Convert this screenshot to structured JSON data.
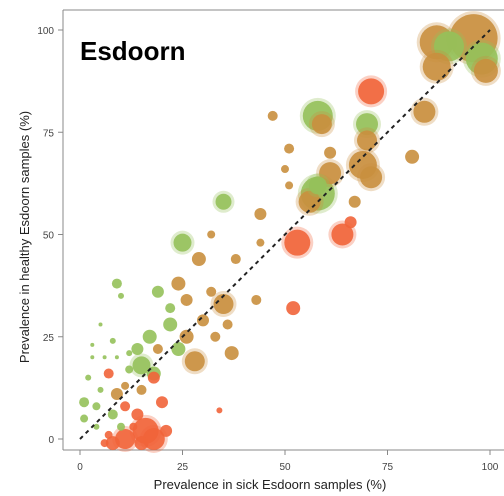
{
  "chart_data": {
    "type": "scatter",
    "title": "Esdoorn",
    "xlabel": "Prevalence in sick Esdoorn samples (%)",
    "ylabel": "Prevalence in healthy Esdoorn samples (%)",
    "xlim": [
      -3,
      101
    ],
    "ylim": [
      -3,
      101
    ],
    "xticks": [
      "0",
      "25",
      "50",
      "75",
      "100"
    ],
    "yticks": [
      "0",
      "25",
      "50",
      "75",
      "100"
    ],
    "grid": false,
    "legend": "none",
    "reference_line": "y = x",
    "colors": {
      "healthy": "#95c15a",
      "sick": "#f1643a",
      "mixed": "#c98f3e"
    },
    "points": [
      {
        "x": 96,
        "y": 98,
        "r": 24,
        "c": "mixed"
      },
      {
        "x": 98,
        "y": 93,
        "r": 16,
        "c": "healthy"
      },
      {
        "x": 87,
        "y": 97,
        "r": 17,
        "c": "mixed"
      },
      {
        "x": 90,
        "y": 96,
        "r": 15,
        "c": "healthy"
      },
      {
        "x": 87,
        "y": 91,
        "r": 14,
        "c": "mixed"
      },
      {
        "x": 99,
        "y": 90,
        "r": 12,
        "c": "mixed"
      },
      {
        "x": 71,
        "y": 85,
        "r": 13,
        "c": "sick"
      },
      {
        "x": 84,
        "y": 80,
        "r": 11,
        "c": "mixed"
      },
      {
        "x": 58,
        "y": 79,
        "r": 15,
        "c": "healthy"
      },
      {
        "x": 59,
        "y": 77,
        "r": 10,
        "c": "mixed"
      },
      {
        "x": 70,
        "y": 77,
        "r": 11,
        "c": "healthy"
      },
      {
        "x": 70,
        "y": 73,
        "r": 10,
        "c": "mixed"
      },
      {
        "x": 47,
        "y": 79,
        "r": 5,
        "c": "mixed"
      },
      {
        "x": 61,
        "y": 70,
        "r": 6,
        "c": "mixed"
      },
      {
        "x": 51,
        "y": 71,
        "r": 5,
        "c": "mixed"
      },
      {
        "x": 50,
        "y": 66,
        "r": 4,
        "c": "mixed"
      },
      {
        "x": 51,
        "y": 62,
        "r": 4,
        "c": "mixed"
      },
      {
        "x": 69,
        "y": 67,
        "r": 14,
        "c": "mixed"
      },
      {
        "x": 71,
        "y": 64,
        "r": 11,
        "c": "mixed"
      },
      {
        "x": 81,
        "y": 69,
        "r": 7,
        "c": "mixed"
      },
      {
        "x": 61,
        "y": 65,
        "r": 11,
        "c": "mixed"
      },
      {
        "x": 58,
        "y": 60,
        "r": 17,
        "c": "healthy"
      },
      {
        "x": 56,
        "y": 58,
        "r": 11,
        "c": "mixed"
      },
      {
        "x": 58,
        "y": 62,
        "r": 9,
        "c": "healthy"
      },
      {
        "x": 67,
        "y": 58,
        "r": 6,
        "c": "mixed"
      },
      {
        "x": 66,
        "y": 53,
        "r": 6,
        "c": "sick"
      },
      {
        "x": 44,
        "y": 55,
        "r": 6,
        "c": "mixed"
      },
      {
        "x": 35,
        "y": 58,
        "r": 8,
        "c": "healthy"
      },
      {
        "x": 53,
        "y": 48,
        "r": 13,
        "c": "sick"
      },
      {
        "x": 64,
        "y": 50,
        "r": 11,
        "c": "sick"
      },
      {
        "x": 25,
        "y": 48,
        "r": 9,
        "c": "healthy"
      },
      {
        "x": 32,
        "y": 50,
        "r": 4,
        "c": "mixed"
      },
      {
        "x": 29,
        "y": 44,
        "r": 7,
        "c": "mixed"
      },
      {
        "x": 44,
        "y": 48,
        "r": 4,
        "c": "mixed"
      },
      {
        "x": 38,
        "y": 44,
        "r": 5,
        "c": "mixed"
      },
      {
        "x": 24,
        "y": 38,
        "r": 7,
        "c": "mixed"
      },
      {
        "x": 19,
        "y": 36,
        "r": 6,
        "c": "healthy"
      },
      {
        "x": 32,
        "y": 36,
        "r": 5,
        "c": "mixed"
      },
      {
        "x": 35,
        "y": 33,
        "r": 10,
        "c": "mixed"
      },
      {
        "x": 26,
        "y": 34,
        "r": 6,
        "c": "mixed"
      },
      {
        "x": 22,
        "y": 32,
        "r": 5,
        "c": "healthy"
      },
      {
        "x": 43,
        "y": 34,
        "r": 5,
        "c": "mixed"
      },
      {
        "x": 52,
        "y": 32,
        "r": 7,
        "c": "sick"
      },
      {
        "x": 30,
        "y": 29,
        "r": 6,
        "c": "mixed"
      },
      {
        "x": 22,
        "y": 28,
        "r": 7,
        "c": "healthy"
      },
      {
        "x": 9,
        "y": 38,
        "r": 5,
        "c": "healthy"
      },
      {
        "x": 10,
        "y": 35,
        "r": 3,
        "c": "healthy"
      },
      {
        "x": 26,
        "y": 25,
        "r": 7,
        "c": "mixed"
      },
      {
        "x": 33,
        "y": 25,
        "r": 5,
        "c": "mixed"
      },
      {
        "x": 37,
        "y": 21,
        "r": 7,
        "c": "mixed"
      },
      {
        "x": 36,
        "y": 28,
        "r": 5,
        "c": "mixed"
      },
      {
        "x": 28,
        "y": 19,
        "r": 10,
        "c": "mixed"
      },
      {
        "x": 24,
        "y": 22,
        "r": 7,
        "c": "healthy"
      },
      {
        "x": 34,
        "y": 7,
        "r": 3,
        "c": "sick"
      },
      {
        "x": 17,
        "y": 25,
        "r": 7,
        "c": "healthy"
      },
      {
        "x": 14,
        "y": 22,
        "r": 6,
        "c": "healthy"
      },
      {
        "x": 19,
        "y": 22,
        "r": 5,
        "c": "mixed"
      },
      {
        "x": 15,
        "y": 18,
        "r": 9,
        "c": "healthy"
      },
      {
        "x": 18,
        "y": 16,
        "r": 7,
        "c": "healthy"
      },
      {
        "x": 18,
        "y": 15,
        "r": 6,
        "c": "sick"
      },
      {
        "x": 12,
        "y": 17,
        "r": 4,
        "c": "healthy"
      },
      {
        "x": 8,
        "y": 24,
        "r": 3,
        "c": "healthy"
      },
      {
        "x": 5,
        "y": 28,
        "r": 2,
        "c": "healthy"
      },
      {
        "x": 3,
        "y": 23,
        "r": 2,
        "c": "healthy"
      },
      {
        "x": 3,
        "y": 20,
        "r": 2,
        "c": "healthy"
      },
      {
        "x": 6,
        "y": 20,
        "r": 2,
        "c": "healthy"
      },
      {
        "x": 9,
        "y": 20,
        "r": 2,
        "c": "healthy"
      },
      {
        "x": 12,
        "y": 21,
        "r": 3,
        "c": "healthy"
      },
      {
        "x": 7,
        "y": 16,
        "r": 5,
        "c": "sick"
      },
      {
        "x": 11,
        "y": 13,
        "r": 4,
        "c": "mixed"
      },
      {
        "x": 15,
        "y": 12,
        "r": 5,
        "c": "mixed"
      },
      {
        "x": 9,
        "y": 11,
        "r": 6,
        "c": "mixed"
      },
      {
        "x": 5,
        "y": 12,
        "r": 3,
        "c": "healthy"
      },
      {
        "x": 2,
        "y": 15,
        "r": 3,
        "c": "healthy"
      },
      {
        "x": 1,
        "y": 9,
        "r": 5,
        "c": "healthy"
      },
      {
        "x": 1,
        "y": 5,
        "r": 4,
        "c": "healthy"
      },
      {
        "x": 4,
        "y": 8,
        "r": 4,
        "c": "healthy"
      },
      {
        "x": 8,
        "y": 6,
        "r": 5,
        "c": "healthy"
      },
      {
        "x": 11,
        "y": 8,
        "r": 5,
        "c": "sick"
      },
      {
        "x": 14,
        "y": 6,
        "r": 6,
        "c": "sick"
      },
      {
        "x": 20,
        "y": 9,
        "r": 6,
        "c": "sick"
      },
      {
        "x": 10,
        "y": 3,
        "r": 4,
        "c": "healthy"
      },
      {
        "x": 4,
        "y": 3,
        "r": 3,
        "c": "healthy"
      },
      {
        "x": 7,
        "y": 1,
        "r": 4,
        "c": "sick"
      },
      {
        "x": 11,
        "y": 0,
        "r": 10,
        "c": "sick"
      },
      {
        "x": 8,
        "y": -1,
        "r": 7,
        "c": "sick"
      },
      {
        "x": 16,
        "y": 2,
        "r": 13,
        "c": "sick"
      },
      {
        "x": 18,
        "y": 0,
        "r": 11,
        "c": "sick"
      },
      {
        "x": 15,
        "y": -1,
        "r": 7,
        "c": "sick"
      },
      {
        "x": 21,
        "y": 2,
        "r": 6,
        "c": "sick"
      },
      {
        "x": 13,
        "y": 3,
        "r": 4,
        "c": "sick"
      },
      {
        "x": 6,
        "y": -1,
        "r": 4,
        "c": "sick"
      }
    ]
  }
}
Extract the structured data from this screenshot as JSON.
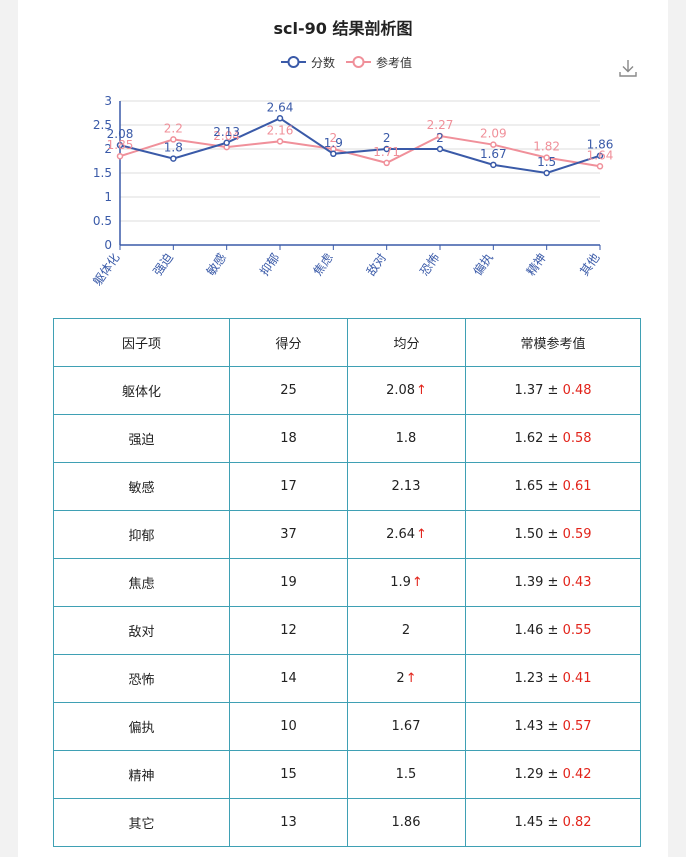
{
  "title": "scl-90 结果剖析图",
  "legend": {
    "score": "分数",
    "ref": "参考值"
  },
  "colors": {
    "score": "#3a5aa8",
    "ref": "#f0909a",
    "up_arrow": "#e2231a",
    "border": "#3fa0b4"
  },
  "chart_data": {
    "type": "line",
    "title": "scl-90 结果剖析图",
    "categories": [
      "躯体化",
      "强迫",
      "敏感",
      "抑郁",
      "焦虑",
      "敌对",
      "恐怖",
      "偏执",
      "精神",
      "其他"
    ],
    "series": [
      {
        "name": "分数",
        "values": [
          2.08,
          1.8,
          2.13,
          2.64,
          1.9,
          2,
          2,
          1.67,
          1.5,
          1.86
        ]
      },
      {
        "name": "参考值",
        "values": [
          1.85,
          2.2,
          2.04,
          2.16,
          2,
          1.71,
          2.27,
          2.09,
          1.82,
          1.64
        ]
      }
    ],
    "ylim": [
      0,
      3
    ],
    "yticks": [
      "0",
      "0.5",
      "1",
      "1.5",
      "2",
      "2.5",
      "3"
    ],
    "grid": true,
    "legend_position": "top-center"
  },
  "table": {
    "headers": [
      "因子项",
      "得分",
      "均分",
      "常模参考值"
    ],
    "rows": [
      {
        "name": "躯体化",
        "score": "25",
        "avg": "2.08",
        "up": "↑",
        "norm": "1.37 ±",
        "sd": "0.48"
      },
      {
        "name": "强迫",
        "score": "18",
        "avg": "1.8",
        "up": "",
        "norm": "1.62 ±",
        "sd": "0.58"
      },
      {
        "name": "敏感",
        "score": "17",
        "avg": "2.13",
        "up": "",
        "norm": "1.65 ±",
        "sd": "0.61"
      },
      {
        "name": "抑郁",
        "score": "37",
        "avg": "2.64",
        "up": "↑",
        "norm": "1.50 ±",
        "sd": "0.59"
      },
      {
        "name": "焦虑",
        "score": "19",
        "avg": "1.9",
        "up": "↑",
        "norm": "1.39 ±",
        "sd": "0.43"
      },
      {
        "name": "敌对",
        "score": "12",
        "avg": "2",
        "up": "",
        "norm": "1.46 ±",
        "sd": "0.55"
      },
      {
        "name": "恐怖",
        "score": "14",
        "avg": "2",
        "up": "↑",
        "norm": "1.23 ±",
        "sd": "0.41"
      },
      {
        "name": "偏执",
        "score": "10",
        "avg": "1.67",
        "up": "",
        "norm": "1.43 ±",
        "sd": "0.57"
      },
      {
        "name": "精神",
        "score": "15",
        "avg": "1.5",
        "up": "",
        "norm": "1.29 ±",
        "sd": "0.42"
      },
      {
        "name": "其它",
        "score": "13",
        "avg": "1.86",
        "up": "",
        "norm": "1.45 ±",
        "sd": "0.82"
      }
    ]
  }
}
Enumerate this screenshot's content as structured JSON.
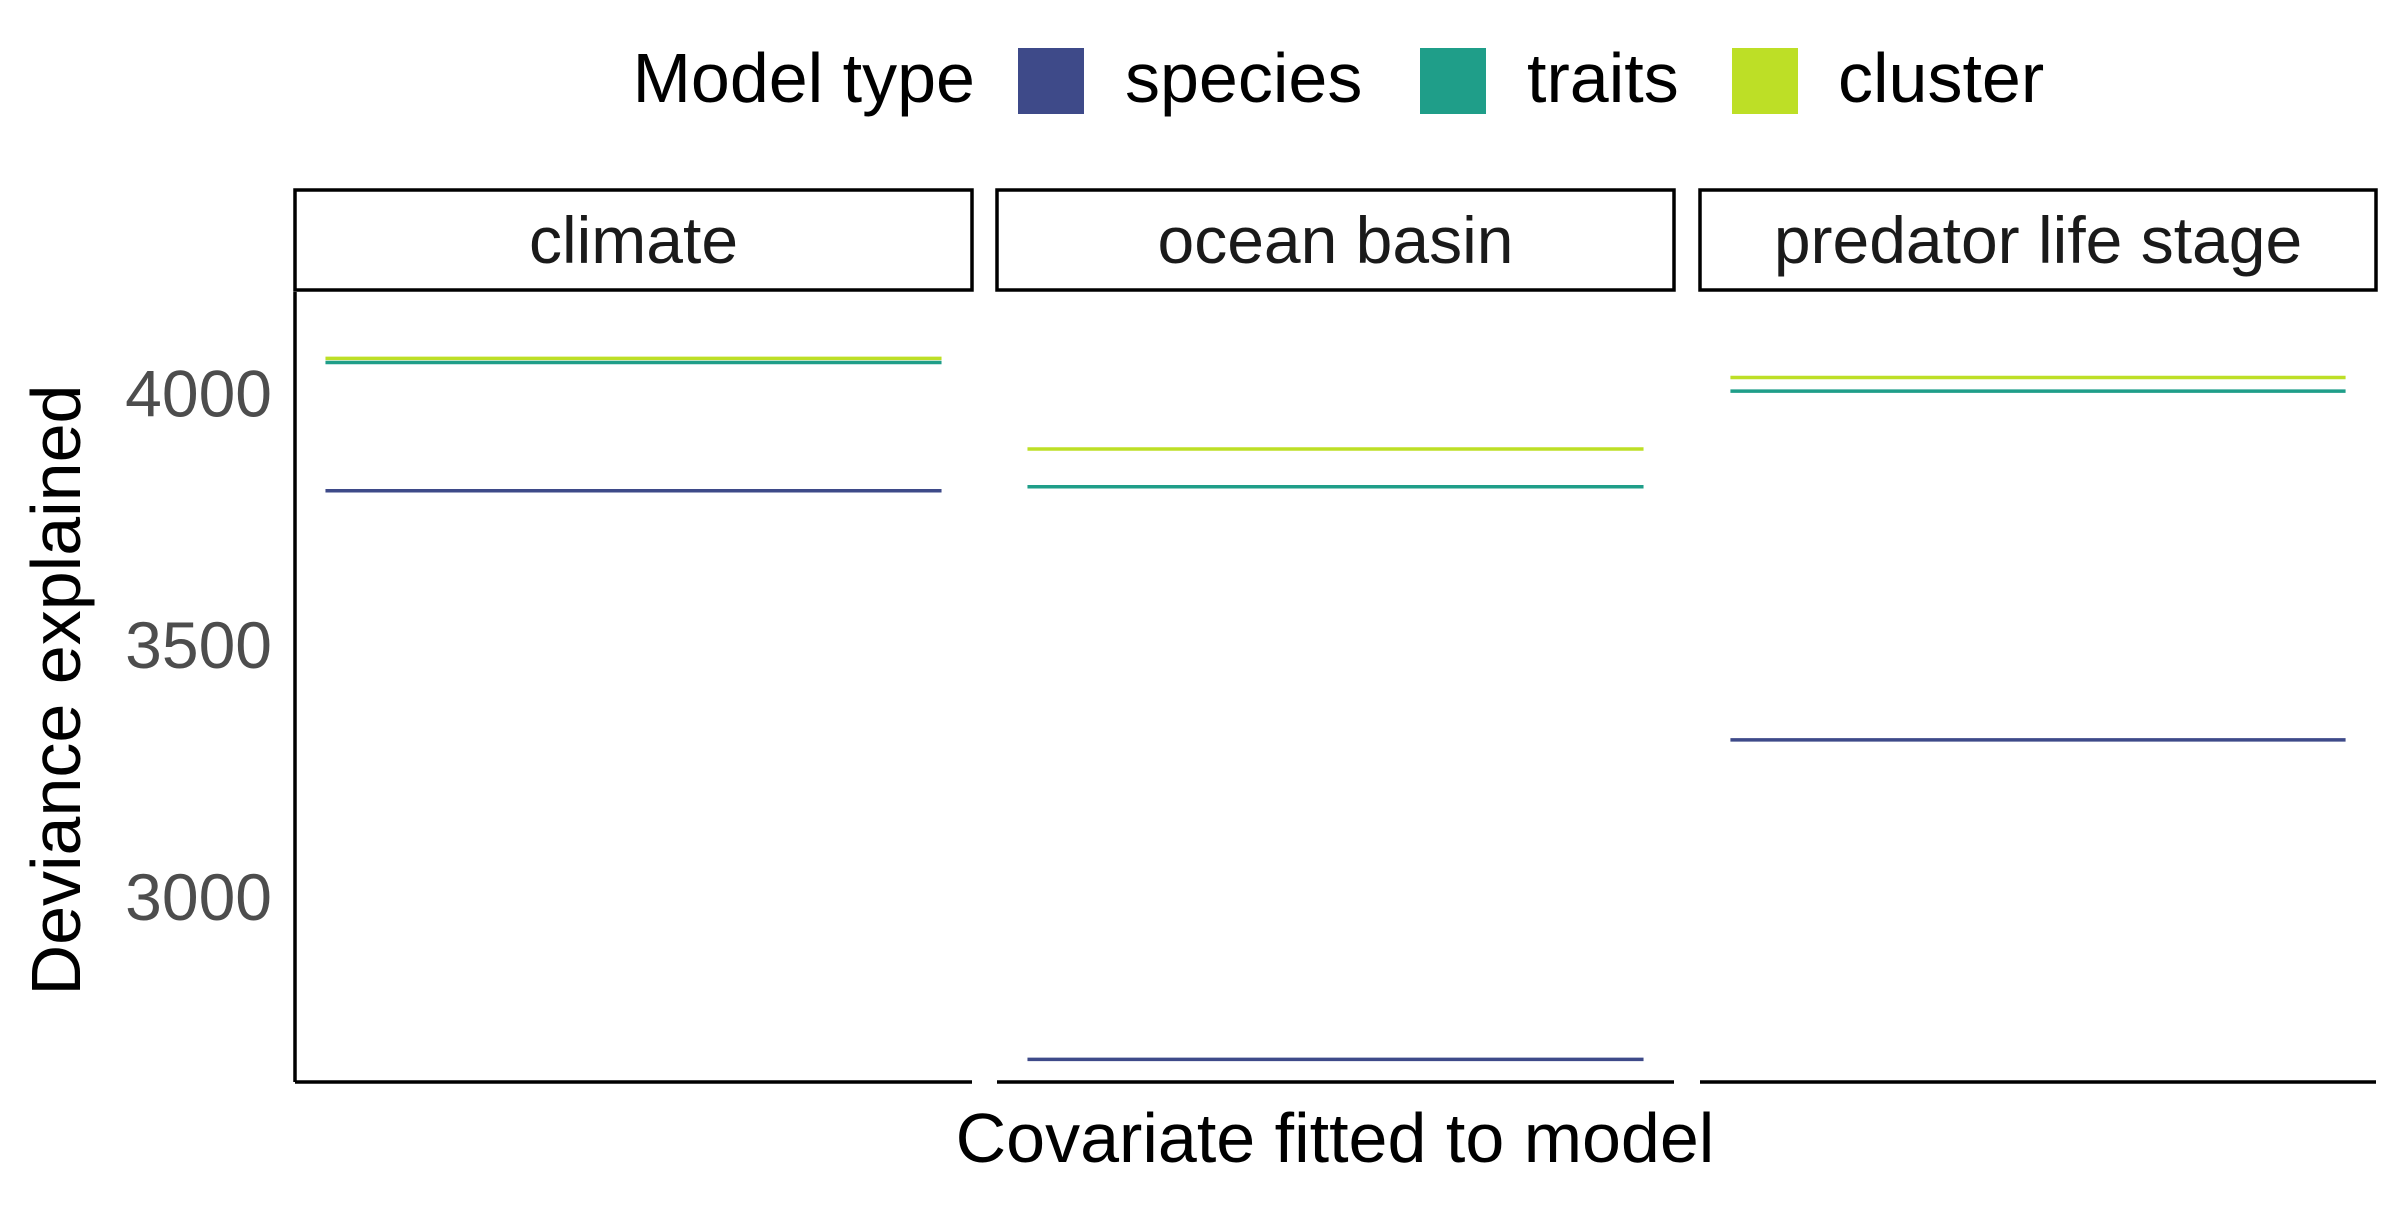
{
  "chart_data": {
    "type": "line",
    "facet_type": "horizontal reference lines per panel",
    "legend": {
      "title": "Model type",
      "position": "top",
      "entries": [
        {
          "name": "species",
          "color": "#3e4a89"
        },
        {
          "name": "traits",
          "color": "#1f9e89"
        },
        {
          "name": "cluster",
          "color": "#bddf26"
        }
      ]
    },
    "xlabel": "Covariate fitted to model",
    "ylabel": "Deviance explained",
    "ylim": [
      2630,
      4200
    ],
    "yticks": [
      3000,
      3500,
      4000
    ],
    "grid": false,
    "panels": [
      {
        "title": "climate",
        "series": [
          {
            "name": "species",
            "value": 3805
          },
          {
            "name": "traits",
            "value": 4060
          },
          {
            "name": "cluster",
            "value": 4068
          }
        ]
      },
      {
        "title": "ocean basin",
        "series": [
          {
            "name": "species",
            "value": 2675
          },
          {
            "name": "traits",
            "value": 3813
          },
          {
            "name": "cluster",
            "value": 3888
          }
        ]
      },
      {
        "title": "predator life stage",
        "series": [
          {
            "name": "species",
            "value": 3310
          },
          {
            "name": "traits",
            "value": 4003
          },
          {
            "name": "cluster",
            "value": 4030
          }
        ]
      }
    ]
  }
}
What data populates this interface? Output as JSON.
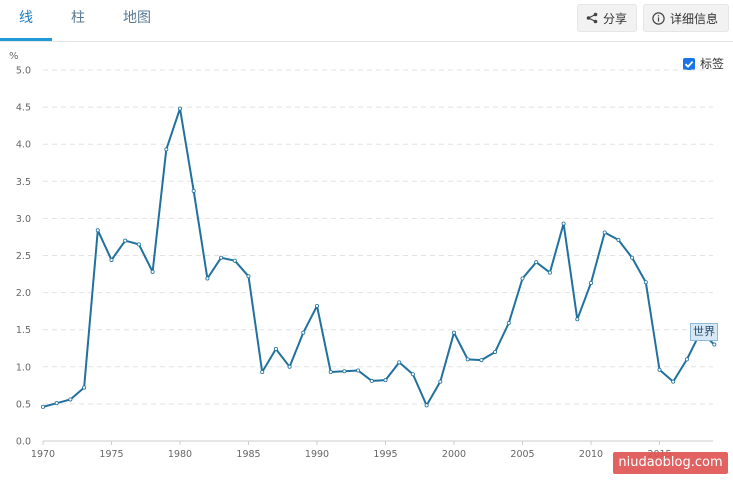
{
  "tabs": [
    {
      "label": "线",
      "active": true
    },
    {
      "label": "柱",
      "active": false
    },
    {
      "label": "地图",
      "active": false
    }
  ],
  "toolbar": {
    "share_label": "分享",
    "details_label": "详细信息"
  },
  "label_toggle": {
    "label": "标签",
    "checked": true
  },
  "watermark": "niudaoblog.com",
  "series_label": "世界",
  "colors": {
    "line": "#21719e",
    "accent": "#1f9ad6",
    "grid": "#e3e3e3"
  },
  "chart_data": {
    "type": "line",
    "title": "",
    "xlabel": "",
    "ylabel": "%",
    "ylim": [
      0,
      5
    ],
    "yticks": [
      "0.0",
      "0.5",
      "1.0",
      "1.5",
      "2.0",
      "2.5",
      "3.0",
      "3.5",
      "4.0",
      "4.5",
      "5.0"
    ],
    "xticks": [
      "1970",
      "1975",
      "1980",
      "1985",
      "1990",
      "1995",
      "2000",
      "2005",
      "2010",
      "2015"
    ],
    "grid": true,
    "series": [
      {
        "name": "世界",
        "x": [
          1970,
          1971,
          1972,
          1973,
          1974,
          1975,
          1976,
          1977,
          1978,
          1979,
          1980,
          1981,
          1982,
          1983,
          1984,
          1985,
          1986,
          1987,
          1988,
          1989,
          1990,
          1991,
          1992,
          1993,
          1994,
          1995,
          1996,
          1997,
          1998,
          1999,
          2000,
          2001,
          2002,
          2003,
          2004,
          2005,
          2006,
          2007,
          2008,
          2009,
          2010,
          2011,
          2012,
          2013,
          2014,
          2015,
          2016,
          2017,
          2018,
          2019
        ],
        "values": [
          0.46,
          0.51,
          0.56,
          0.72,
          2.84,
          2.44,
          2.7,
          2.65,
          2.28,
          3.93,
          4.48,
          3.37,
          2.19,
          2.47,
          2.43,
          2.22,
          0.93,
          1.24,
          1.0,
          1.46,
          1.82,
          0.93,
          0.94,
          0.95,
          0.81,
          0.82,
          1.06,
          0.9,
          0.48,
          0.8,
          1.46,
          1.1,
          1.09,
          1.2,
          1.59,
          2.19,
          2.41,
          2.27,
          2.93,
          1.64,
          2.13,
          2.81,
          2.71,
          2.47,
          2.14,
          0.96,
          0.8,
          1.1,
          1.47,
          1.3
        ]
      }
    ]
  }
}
──────
*What you should do*.
Filter the data, keeping only the lines that contain "score".

*Final result*.
    "score": "分数",
    "score": "#3a5aa8",
        "score": "25",
        "score": "18",
        "score": "17",
        "score": "37",
        "score": "19",
        "score": "12",
        "score": "14",
        "score": "10",
        "score": "15",
        "score": "13",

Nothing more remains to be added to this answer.